(Data records)
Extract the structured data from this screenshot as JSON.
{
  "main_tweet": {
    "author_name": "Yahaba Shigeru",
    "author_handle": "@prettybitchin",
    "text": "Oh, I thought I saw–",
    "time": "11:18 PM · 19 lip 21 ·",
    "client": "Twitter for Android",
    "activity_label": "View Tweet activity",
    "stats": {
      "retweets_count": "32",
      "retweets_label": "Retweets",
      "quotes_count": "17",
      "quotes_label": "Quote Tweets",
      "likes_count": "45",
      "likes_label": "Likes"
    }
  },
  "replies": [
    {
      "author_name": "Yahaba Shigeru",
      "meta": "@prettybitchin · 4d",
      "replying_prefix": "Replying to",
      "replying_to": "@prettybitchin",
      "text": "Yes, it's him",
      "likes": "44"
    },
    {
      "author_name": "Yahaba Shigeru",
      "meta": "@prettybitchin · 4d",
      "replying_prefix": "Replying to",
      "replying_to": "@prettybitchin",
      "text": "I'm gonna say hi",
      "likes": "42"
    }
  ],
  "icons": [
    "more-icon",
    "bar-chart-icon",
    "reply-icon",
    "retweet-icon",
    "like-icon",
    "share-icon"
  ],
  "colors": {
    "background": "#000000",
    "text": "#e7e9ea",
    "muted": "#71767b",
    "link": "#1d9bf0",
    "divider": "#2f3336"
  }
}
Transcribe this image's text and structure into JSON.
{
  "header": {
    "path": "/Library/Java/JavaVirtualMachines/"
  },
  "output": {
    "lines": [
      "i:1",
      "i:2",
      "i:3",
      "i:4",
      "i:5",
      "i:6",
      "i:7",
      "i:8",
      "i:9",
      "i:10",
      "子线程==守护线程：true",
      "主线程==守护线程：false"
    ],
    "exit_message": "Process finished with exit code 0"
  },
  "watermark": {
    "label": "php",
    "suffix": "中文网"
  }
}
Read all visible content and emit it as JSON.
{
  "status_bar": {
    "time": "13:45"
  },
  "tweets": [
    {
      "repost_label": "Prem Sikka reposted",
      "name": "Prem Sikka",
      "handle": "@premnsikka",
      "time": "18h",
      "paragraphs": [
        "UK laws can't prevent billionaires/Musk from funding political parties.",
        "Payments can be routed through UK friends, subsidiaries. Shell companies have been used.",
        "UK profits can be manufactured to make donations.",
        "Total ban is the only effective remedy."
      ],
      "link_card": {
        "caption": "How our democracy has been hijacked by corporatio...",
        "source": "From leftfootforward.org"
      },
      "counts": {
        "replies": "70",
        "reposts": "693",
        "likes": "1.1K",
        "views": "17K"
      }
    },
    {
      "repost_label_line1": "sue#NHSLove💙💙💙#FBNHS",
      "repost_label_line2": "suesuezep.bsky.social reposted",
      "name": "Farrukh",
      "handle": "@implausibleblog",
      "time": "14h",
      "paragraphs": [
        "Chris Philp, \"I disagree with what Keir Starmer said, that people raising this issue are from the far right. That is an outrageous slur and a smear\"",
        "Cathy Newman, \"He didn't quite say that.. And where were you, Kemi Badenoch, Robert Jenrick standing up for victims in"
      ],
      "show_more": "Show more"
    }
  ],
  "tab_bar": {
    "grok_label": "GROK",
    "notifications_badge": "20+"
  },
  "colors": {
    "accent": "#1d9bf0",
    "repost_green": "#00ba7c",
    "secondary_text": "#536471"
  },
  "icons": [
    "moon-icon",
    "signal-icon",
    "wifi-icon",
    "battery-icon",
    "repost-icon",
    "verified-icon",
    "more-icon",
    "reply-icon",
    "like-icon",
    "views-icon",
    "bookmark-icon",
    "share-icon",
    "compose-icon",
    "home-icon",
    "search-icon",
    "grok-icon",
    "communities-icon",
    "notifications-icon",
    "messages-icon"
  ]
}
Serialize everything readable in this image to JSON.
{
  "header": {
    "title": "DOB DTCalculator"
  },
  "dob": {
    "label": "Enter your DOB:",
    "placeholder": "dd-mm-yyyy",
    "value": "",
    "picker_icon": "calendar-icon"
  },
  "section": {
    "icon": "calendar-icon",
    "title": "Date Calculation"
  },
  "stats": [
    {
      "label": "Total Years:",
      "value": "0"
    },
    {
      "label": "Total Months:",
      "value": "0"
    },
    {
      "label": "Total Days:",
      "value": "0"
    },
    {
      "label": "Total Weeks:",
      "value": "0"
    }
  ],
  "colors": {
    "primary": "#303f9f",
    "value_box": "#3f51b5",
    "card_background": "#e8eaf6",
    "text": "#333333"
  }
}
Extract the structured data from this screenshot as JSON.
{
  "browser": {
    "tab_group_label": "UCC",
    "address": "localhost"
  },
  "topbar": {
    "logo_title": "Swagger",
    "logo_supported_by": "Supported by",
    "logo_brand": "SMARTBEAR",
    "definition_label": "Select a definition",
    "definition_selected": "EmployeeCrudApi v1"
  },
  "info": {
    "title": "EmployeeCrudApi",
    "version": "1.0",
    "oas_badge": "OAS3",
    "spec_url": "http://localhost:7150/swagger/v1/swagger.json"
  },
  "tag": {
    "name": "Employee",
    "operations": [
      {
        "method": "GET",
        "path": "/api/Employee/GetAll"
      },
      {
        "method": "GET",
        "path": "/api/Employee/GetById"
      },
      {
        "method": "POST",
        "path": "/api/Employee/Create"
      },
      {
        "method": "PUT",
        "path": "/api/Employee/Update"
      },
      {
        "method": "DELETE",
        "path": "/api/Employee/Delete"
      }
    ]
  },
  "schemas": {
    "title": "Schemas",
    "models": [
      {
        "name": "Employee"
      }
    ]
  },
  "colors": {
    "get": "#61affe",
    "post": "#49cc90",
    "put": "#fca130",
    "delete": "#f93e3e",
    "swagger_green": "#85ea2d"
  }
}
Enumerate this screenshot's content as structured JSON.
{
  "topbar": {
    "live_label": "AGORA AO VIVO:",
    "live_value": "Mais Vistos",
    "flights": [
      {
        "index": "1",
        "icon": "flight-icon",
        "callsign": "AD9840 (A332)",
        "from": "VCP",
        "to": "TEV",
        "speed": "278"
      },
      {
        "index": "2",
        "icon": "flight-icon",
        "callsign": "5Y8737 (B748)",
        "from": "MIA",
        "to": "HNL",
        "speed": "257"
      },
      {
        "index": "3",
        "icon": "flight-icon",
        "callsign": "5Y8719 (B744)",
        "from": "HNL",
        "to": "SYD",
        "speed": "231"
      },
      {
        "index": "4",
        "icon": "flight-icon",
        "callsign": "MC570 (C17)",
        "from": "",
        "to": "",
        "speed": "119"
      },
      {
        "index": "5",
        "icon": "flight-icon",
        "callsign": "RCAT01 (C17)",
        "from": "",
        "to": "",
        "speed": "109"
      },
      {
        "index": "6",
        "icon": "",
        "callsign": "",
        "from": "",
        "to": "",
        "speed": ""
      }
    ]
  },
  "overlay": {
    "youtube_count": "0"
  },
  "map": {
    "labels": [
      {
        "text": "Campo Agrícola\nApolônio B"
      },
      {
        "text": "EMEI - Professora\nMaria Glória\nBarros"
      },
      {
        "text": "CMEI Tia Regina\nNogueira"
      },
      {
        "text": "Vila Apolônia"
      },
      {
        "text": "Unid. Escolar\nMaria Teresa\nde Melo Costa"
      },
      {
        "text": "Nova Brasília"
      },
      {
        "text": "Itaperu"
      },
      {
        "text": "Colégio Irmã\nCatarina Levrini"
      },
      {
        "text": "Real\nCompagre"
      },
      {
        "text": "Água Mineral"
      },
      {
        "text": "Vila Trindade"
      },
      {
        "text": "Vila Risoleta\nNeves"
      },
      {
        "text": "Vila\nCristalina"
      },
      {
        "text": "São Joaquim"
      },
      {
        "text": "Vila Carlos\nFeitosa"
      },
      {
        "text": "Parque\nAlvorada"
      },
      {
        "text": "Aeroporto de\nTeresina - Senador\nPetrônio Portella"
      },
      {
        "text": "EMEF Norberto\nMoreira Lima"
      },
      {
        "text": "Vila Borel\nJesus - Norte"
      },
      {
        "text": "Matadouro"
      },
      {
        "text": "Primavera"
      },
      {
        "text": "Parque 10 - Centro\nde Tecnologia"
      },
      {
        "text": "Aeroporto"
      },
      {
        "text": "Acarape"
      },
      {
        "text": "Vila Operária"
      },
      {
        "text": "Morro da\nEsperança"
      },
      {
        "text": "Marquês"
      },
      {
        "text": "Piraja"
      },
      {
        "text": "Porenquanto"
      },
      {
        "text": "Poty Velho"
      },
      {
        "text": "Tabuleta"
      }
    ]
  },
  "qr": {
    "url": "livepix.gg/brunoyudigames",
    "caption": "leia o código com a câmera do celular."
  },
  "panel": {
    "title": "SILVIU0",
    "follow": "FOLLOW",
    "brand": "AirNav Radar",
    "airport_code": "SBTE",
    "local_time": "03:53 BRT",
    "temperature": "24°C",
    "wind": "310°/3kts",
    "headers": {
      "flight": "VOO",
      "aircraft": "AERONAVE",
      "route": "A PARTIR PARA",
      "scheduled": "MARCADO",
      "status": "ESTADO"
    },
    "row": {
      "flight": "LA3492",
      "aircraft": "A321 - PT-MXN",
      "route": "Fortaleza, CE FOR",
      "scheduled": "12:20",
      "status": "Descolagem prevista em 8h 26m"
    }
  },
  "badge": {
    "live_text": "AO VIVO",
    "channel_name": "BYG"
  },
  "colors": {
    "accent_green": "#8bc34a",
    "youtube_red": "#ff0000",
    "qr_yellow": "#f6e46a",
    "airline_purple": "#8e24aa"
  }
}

→ To do: Search the data for the word "image" and copy each line where it appears.

→ Expected answer:
Transcribe this image's text and structure into JSON.
Serialize everything readable in this image to JSON.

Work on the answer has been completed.